Pick out all lines in the listing holding the string "caption" and copy them.

## Material for the task
···

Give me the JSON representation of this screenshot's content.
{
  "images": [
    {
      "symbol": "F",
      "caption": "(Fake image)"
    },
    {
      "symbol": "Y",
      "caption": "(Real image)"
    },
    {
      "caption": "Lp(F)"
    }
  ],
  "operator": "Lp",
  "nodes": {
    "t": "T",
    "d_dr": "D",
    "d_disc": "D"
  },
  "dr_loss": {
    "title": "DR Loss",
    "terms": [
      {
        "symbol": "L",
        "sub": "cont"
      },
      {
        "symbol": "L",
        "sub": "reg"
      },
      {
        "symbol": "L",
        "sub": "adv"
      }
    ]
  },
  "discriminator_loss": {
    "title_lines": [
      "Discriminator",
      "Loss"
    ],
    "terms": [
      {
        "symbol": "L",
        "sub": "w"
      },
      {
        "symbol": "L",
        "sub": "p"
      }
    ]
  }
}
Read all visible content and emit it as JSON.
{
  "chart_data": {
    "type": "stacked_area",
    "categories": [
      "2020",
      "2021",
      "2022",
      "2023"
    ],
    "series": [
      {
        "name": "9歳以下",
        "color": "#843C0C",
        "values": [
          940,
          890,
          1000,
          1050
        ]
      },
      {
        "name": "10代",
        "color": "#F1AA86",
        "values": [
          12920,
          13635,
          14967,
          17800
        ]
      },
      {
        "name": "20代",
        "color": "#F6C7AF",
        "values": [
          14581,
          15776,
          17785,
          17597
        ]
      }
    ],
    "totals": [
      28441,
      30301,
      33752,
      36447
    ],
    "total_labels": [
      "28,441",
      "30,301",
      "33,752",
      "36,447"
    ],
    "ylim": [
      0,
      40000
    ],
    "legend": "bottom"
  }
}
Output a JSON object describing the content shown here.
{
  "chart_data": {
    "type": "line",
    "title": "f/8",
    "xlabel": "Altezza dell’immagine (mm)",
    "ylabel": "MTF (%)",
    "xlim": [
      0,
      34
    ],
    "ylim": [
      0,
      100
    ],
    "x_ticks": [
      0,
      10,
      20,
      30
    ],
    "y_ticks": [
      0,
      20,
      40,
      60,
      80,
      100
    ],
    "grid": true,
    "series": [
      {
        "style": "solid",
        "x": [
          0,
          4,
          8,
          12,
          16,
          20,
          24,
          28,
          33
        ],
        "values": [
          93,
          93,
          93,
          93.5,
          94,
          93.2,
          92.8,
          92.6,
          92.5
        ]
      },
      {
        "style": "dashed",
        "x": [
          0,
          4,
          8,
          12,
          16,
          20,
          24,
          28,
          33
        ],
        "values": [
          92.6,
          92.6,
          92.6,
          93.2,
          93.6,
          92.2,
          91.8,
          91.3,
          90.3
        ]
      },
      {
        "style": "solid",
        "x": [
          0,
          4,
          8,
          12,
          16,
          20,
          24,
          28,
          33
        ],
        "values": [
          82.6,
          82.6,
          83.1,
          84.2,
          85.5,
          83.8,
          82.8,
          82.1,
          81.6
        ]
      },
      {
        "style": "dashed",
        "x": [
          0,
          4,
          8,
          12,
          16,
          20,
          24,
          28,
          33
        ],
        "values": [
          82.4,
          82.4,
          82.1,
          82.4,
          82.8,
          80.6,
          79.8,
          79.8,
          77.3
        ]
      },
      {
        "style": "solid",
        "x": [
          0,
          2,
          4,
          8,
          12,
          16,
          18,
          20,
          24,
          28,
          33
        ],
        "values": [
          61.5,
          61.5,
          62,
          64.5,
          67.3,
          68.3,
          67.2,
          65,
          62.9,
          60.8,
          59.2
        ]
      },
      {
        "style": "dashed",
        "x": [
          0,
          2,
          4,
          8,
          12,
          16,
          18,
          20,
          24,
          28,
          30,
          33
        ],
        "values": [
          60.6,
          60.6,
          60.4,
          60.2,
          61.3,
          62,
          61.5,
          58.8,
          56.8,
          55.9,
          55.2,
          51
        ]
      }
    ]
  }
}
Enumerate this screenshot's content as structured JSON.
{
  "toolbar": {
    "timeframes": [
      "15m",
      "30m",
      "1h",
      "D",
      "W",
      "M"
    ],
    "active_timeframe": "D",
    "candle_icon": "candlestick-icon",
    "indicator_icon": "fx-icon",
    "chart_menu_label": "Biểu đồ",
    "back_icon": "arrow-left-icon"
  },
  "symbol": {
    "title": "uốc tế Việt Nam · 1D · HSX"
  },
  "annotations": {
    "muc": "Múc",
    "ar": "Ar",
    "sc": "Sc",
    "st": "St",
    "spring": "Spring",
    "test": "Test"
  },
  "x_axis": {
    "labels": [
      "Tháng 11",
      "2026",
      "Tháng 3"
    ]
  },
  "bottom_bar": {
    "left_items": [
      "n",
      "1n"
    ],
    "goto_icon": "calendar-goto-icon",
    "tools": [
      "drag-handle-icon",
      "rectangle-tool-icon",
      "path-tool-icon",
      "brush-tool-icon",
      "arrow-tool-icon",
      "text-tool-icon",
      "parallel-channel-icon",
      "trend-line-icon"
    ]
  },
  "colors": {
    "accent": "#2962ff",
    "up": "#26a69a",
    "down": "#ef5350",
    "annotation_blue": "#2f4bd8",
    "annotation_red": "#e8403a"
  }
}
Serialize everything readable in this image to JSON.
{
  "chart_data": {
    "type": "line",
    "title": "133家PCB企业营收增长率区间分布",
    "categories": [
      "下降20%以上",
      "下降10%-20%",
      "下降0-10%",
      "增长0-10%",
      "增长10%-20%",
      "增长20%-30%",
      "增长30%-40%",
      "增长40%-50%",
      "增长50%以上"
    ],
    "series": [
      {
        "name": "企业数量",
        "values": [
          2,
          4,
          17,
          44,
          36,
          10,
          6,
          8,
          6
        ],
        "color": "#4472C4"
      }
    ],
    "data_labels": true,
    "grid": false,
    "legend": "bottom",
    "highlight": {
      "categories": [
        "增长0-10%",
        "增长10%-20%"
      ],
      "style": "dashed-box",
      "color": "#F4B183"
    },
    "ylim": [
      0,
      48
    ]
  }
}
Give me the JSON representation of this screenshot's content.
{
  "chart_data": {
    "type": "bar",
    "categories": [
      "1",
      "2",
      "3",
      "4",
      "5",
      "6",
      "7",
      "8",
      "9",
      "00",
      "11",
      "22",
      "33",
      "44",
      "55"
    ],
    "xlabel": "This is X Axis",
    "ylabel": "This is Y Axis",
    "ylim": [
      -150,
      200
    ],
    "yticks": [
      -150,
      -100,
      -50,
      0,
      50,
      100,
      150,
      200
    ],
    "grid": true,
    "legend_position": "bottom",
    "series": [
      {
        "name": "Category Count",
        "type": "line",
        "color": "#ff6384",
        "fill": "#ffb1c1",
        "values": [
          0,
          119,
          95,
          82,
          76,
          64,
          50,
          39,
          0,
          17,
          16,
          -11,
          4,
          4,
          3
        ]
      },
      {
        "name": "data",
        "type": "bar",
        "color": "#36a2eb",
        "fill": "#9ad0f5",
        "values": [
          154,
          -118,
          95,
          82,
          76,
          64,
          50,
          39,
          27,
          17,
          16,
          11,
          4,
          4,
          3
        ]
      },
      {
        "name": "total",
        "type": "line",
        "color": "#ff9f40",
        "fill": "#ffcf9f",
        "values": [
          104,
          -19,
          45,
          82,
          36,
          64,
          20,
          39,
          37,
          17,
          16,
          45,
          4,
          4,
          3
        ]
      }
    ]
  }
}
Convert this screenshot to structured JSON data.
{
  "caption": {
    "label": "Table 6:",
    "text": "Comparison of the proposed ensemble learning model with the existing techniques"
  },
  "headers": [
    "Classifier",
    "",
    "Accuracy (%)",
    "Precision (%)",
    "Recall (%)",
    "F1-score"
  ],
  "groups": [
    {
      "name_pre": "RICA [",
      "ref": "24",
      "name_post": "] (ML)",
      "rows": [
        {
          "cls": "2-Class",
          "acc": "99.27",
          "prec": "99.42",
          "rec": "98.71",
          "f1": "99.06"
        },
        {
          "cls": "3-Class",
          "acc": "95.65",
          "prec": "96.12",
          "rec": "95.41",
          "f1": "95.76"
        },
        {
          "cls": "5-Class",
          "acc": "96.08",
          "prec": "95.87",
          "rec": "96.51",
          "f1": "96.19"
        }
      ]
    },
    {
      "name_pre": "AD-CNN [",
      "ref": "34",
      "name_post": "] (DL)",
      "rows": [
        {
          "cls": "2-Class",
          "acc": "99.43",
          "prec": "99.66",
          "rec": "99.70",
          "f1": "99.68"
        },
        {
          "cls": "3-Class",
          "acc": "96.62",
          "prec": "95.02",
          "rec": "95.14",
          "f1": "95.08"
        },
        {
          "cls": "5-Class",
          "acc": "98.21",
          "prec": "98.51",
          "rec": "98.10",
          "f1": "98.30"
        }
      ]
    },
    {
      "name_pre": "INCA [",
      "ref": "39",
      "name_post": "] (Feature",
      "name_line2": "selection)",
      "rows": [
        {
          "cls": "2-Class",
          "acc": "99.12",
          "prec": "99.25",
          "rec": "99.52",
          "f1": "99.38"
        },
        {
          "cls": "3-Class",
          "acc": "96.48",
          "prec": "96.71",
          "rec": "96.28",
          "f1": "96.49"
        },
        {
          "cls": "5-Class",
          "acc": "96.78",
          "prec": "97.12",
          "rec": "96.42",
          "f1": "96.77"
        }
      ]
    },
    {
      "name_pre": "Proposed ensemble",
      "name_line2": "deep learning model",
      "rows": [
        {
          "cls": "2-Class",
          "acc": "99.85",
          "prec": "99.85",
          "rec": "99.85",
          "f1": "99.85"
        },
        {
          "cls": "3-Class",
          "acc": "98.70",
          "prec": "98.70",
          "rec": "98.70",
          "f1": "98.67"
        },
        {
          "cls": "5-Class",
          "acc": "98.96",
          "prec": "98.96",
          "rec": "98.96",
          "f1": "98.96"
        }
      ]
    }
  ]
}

···

## Problem solution
      "caption": "(Fake image)"
      "caption": "(Real image)"
      "caption": "Lp(F)"
  "caption": {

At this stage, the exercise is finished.